━━━ Rows ━━━

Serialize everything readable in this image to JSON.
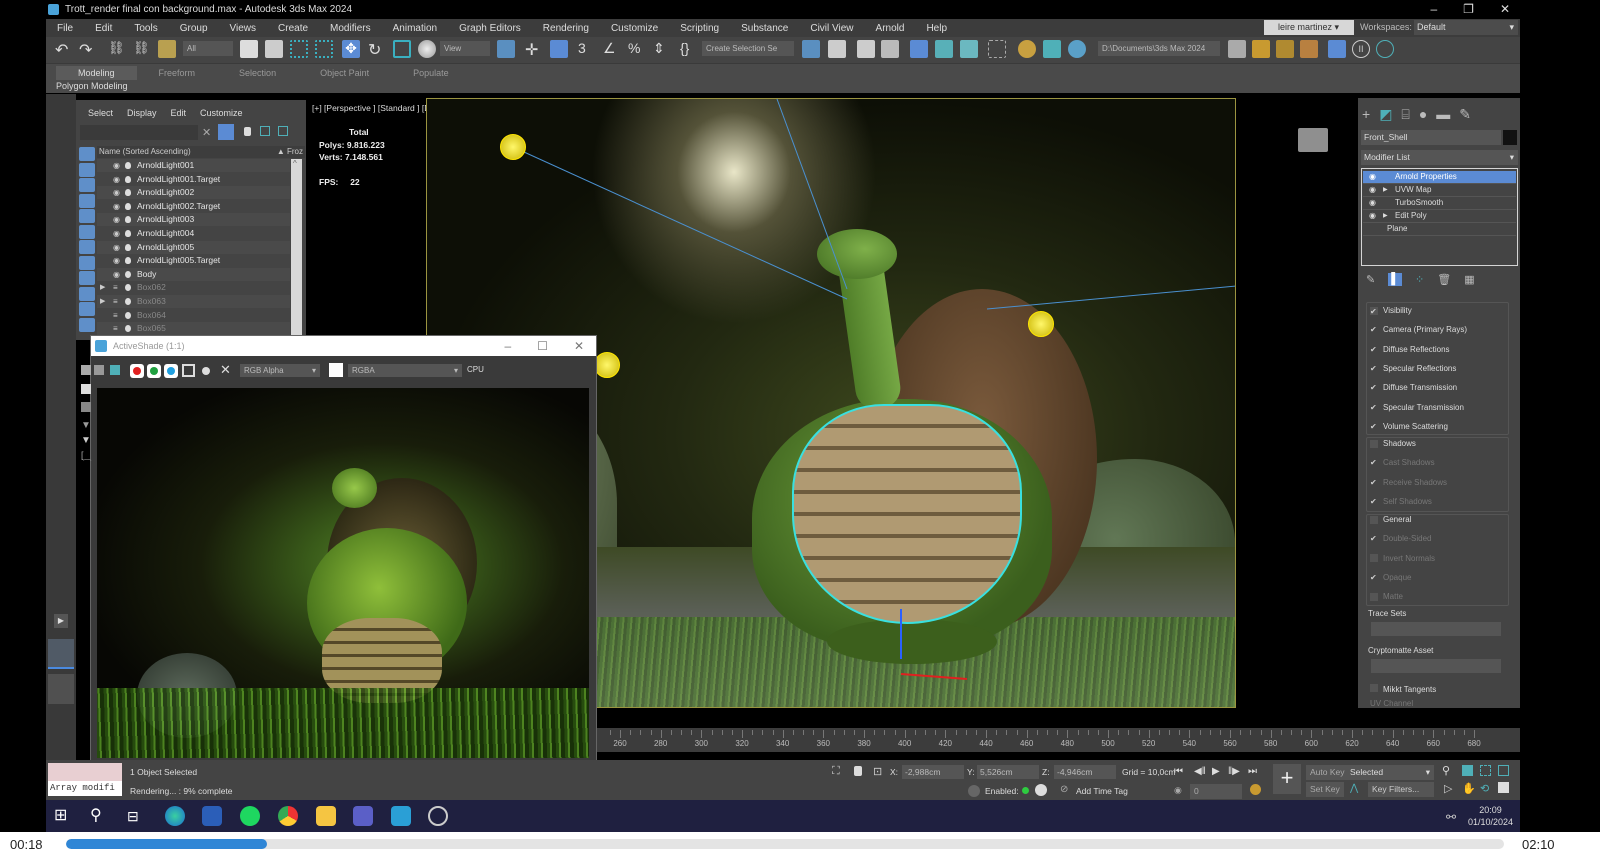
{
  "window": {
    "title": "Trott_render final con background.max - Autodesk 3ds Max 2024",
    "controls": [
      "–",
      "❐",
      "✕"
    ]
  },
  "menu": [
    "File",
    "Edit",
    "Tools",
    "Group",
    "Views",
    "Create",
    "Modifiers",
    "Animation",
    "Graph Editors",
    "Rendering",
    "Customize",
    "Scripting",
    "Substance",
    "Civil View",
    "Arnold",
    "Help"
  ],
  "account": {
    "user": "leire martinez ▾",
    "workspaces_label": "Workspaces:",
    "workspace": "Default"
  },
  "toolbar": {
    "selection_filter": "All",
    "ref_coord": "View",
    "named_selection": "Create Selection Se",
    "project_path": "D:\\Documents\\3ds Max 2024"
  },
  "ribbon": {
    "tabs": [
      "Modeling",
      "Freeform",
      "Selection",
      "Object Paint",
      "Populate"
    ],
    "active_tab": "Modeling",
    "subpanel": "Polygon Modeling"
  },
  "scene_explorer": {
    "menu": [
      "Select",
      "Display",
      "Edit",
      "Customize"
    ],
    "column_header": "Name (Sorted Ascending)",
    "frozen_header": "▲ Froz",
    "items": [
      {
        "name": "ArnoldLight001",
        "type": "light",
        "dim": false
      },
      {
        "name": "ArnoldLight001.Target",
        "type": "light",
        "dim": false
      },
      {
        "name": "ArnoldLight002",
        "type": "light",
        "dim": false
      },
      {
        "name": "ArnoldLight002.Target",
        "type": "light",
        "dim": false
      },
      {
        "name": "ArnoldLight003",
        "type": "light",
        "dim": false
      },
      {
        "name": "ArnoldLight004",
        "type": "light",
        "dim": false
      },
      {
        "name": "ArnoldLight005",
        "type": "light",
        "dim": false
      },
      {
        "name": "ArnoldLight005.Target",
        "type": "light",
        "dim": false
      },
      {
        "name": "Body",
        "type": "geometry",
        "dim": false
      },
      {
        "name": "Box062",
        "type": "geometry",
        "dim": true
      },
      {
        "name": "Box063",
        "type": "geometry",
        "dim": true
      },
      {
        "name": "Box064",
        "type": "geometry",
        "dim": true
      },
      {
        "name": "Box065",
        "type": "geometry",
        "dim": true
      }
    ]
  },
  "viewport": {
    "label": "[+] [Perspective ] [Standard ] [Default Shading ]",
    "stats": {
      "heading": "Total",
      "polys_label": "Polys:",
      "polys": "9.816.223",
      "verts_label": "Verts:",
      "verts": "7.148.561",
      "fps_label": "FPS:",
      "fps": "22"
    }
  },
  "activeshade": {
    "title": "ActiveShade (1:1)",
    "channel": "RGB Alpha",
    "display": "RGBA",
    "device": "CPU"
  },
  "command_panel": {
    "object_name": "Front_Shell",
    "modifier_list": "Modifier List",
    "stack": [
      {
        "name": "Arnold Properties",
        "selected": true,
        "expandable": false,
        "eye": true
      },
      {
        "name": "UVW Map",
        "selected": false,
        "expandable": true,
        "eye": true
      },
      {
        "name": "TurboSmooth",
        "selected": false,
        "expandable": false,
        "eye": true
      },
      {
        "name": "Edit Poly",
        "selected": false,
        "expandable": true,
        "eye": true
      },
      {
        "name": "Plane",
        "selected": false,
        "expandable": false,
        "eye": false
      }
    ],
    "visibility": [
      {
        "label": "Visibility",
        "checked": true,
        "enabled": true
      },
      {
        "label": "Camera (Primary Rays)",
        "checked": true,
        "enabled": true
      },
      {
        "label": "Diffuse Reflections",
        "checked": true,
        "enabled": true
      },
      {
        "label": "Specular Reflections",
        "checked": true,
        "enabled": true
      },
      {
        "label": "Diffuse Transmission",
        "checked": true,
        "enabled": true
      },
      {
        "label": "Specular Transmission",
        "checked": true,
        "enabled": true
      },
      {
        "label": "Volume Scattering",
        "checked": true,
        "enabled": true
      }
    ],
    "shadows": [
      {
        "label": "Shadows",
        "checked": false,
        "enabled": true
      },
      {
        "label": "Cast Shadows",
        "checked": true,
        "enabled": false
      },
      {
        "label": "Receive Shadows",
        "checked": true,
        "enabled": false
      },
      {
        "label": "Self Shadows",
        "checked": true,
        "enabled": false
      }
    ],
    "general": [
      {
        "label": "General",
        "checked": false,
        "enabled": true
      },
      {
        "label": "Double-Sided",
        "checked": true,
        "enabled": false
      },
      {
        "label": "Invert Normals",
        "checked": false,
        "enabled": false
      },
      {
        "label": "Opaque",
        "checked": true,
        "enabled": false
      },
      {
        "label": "Matte",
        "checked": false,
        "enabled": false
      }
    ],
    "trace_sets": "Trace Sets",
    "cryptomatte": "Cryptomatte Asset",
    "mikkt": "Mikkt Tangents",
    "uv_channel": "UV Channel"
  },
  "timeline": {
    "ticks": [
      260,
      280,
      300,
      320,
      340,
      360,
      380,
      400,
      420,
      440,
      460,
      480,
      500,
      520,
      540,
      560,
      580,
      600,
      620,
      640,
      660,
      680
    ]
  },
  "status": {
    "maxscript_output": "Array modifi",
    "selection": "1 Object Selected",
    "prompt": "Rendering... : 9% complete",
    "x_label": "X:",
    "x": "-2,988cm",
    "y_label": "Y:",
    "y": "5,526cm",
    "z_label": "Z:",
    "z": "-4,946cm",
    "grid": "Grid = 10,0cm",
    "enabled_label": "Enabled:",
    "add_time_tag": "Add Time Tag",
    "frame": "0",
    "auto_key": "Auto Key",
    "set_key": "Set Key",
    "key_mode": "Selected",
    "key_filters": "Key Filters..."
  },
  "taskbar": {
    "apps": [
      "start",
      "search",
      "task-view",
      "edge",
      "word",
      "spotify",
      "chrome",
      "file-explorer",
      "teams",
      "3ds-max",
      "obs"
    ],
    "time": "20:09",
    "date": "01/10/2024"
  },
  "player": {
    "elapsed": "00:18",
    "total": "02:10",
    "progress_fraction": 0.14
  },
  "colors": {
    "selection_blue": "#5b8bd4",
    "selection_outline": "#39e0e0",
    "light_gizmo": "#ffe600",
    "taskbar": "#1f2040",
    "player_progress": "#2f86d6"
  }
}
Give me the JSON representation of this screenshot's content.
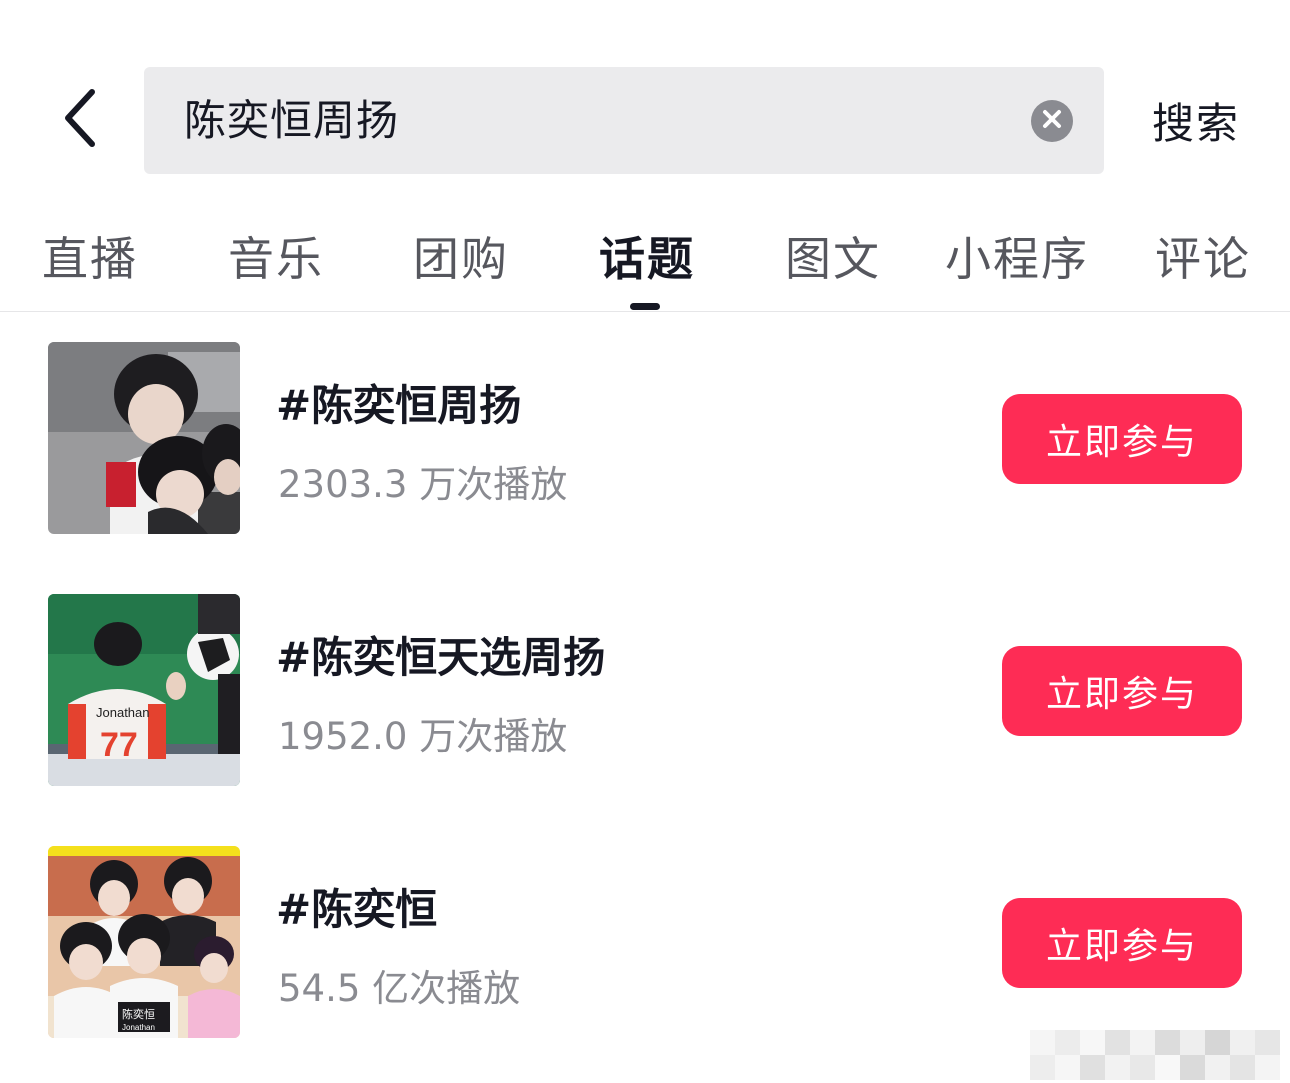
{
  "header": {
    "back_icon": "chevron-left-icon",
    "query": "陈奕恒周扬",
    "clear_icon": "clear-circle-icon",
    "search_label": "搜索"
  },
  "tabs": [
    {
      "label": "直播"
    },
    {
      "label": "音乐"
    },
    {
      "label": "团购"
    },
    {
      "label": "话题",
      "active": true
    },
    {
      "label": "图文"
    },
    {
      "label": "小程序"
    },
    {
      "label": "评论"
    }
  ],
  "topics": [
    {
      "title": "#陈奕恒周扬",
      "plays": "2303.3 万次播放",
      "button": "立即参与"
    },
    {
      "title": "#陈奕恒天选周扬",
      "plays": "1952.0 万次播放",
      "button": "立即参与"
    },
    {
      "title": "#陈奕恒",
      "plays": "54.5 亿次播放",
      "button": "立即参与"
    }
  ],
  "thumb_texts": {
    "jersey": "Jonathan",
    "jersey_number": "77",
    "shirt_name": "陈奕恒",
    "shirt_sub": "Jonathan"
  },
  "colors": {
    "accent": "#fe2c55",
    "text_primary": "#161823",
    "text_secondary": "#8a8b91",
    "search_bg": "#ebebed"
  }
}
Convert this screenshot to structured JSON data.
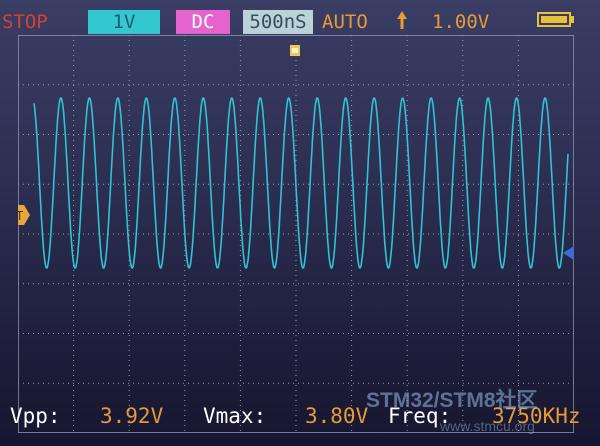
{
  "top_bar": {
    "run_state": "STOP",
    "volts_per_div": "1V",
    "coupling": "DC",
    "time_per_div": "500nS",
    "trigger_mode": "AUTO",
    "trigger_edge_icon": "rising-edge-arrow-icon",
    "trigger_level": "1.00V",
    "battery_icon": "battery-full-icon"
  },
  "colors": {
    "trace": "#2fc4cf",
    "grid": "#9a9ab4",
    "marker": "#e8a73a",
    "value_text": "#e79a36",
    "label_text": "#ffffff",
    "run_state": "#d7422c",
    "volts_badge": "#33c7d0",
    "coupling_badge": "#e463cd",
    "time_badge": "#b9d3d9"
  },
  "markers": {
    "trigger_marker_label": "T",
    "trigger_marker_icon": "trigger-level-marker-icon",
    "ground_marker_icon": "channel-ground-marker-icon",
    "trigger_position_icon": "trigger-position-marker-icon"
  },
  "measurements": {
    "vpp_label": "Vpp:",
    "vpp_value": "3.92V",
    "vmax_label": "Vmax:",
    "vmax_value": "3.80V",
    "freq_label": "Freq:",
    "freq_value": "3750KHz"
  },
  "watermark": {
    "title": "STM32/STM8社区",
    "url": "www.stmcu.org"
  },
  "waveform": {
    "type": "sine",
    "cycles_on_screen": 18.75,
    "frequency": "3750KHz",
    "vpp": 3.92,
    "vmax": 3.8
  }
}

━━━

• _Exercise aim_
Search the records for the word "this" and copy every line where it occurs.

• _Complete response_
Serialize everything readable in this image to JSON.
Give me the JSON representation of this screenshot's content.
Convert this screenshot to structured JSON data.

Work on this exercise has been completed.